### What to do:
Give back the full material, exactly as it reads.

====

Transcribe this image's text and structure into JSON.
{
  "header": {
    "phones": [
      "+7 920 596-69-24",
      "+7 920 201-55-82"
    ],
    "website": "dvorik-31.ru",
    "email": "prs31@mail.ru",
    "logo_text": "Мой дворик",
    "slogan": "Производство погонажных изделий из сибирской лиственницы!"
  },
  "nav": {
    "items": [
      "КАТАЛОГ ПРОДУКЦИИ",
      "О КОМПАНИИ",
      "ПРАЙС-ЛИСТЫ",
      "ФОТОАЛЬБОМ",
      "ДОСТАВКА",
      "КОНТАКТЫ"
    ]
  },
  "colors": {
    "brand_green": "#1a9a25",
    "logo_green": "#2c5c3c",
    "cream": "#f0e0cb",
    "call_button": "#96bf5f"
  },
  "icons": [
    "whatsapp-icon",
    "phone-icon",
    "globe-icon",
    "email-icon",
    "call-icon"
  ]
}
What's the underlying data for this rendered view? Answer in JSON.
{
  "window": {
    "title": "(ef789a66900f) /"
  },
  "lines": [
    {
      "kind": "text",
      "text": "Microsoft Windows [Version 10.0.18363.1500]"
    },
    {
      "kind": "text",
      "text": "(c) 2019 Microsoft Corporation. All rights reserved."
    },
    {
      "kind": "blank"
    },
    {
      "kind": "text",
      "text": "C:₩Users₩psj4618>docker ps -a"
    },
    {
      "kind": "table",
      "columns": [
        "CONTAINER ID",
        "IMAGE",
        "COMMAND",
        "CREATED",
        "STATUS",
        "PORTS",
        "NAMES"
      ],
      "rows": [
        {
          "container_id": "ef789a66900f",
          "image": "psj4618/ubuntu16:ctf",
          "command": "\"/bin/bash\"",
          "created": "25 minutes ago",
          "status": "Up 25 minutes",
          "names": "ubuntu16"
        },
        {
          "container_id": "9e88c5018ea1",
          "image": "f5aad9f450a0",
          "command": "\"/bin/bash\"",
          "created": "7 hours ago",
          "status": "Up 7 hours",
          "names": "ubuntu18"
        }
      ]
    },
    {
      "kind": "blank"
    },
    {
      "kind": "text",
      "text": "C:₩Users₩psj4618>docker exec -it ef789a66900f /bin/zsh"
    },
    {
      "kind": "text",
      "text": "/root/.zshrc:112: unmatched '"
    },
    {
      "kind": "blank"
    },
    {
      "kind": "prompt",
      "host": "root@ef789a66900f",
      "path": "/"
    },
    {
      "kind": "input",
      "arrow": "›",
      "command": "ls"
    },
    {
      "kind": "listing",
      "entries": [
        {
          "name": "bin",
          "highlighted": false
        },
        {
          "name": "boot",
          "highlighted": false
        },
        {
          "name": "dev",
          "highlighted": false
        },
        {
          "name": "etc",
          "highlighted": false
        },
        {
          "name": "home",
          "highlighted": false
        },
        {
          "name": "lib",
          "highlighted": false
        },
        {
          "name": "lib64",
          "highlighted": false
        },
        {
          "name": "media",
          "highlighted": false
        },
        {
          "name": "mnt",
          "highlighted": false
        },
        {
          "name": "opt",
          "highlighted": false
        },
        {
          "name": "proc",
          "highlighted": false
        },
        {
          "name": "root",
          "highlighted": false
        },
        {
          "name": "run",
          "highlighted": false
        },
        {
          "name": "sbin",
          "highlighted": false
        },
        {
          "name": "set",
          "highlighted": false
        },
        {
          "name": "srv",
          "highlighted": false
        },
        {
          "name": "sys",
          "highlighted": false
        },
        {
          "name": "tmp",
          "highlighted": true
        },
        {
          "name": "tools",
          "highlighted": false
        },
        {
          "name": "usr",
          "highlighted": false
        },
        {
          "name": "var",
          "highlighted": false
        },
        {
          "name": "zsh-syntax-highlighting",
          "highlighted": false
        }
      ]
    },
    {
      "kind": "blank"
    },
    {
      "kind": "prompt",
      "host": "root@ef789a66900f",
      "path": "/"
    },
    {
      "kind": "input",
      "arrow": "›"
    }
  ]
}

====

### Problem solution:
Transcribe this image's text and structure into JSON.
{
  "header": {
    "phones": [
      "+7 920 596-69-24",
      "+7 920 201-55-82"
    ],
    "website": "dvorik-31.ru",
    "email": "prs31@mail.ru",
    "logo_text": "Мой дворик",
    "slogan": "Производство погонажных изделий из сибирской лиственницы!"
  },
  "nav": {
    "items": [
      "КАТАЛОГ ПРОДУКЦИИ",
      "О КОМПАНИИ",
      "ПРАЙС-ЛИСТЫ",
      "ФОТОАЛЬБОМ",
      "ДОСТАВКА",
      "КОНТАКТЫ"
    ]
  },
  "colors": {
    "brand_green": "#1a9a25",
    "logo_green": "#2c5c3c",
    "cream": "#f0e0cb",
    "call_button": "#96bf5f"
  },
  "icons": [
    "whatsapp-icon",
    "phone-icon",
    "globe-icon",
    "email-icon",
    "call-icon"
  ]
}
What's the underlying data for this rendered view? Answer in JSON.
{
  "window": {
    "title": "(ef789a66900f) /"
  },
  "lines": [
    {
      "kind": "text",
      "text": "Microsoft Windows [Version 10.0.18363.1500]"
    },
    {
      "kind": "text",
      "text": "(c) 2019 Microsoft Corporation. All rights reserved."
    },
    {
      "kind": "blank"
    },
    {
      "kind": "text",
      "text": "C:₩Users₩psj4618>docker ps -a"
    },
    {
      "kind": "table",
      "columns": [
        "CONTAINER ID",
        "IMAGE",
        "COMMAND",
        "CREATED",
        "STATUS",
        "PORTS",
        "NAMES"
      ],
      "rows": [
        {
          "container_id": "ef789a66900f",
          "image": "psj4618/ubuntu16:ctf",
          "command": "\"/bin/bash\"",
          "created": "25 minutes ago",
          "status": "Up 25 minutes",
          "names": "ubuntu16"
        },
        {
          "container_id": "9e88c5018ea1",
          "image": "f5aad9f450a0",
          "command": "\"/bin/bash\"",
          "created": "7 hours ago",
          "status": "Up 7 hours",
          "names": "ubuntu18"
        }
      ]
    },
    {
      "kind": "blank"
    },
    {
      "kind": "text",
      "text": "C:₩Users₩psj4618>docker exec -it ef789a66900f /bin/zsh"
    },
    {
      "kind": "text",
      "text": "/root/.zshrc:112: unmatched '"
    },
    {
      "kind": "blank"
    },
    {
      "kind": "prompt",
      "host": "root@ef789a66900f",
      "path": "/"
    },
    {
      "kind": "input",
      "arrow": "›",
      "command": "ls"
    },
    {
      "kind": "listing",
      "entries": [
        {
          "name": "bin",
          "highlighted": false
        },
        {
          "name": "boot",
          "highlighted": false
        },
        {
          "name": "dev",
          "highlighted": false
        },
        {
          "name": "etc",
          "highlighted": false
        },
        {
          "name": "home",
          "highlighted": false
        },
        {
          "name": "lib",
          "highlighted": false
        },
        {
          "name": "lib64",
          "highlighted": false
        },
        {
          "name": "media",
          "highlighted": false
        },
        {
          "name": "mnt",
          "highlighted": false
        },
        {
          "name": "opt",
          "highlighted": false
        },
        {
          "name": "proc",
          "highlighted": false
        },
        {
          "name": "root",
          "highlighted": false
        },
        {
          "name": "run",
          "highlighted": false
        },
        {
          "name": "sbin",
          "highlighted": false
        },
        {
          "name": "set",
          "highlighted": false
        },
        {
          "name": "srv",
          "highlighted": false
        },
        {
          "name": "sys",
          "highlighted": false
        },
        {
          "name": "tmp",
          "highlighted": true
        },
        {
          "name": "tools",
          "highlighted": false
        },
        {
          "name": "usr",
          "highlighted": false
        },
        {
          "name": "var",
          "highlighted": false
        },
        {
          "name": "zsh-syntax-highlighting",
          "highlighted": false
        }
      ]
    },
    {
      "kind": "blank"
    },
    {
      "kind": "prompt",
      "host": "root@ef789a66900f",
      "path": "/"
    },
    {
      "kind": "input",
      "arrow": "›"
    }
  ]
}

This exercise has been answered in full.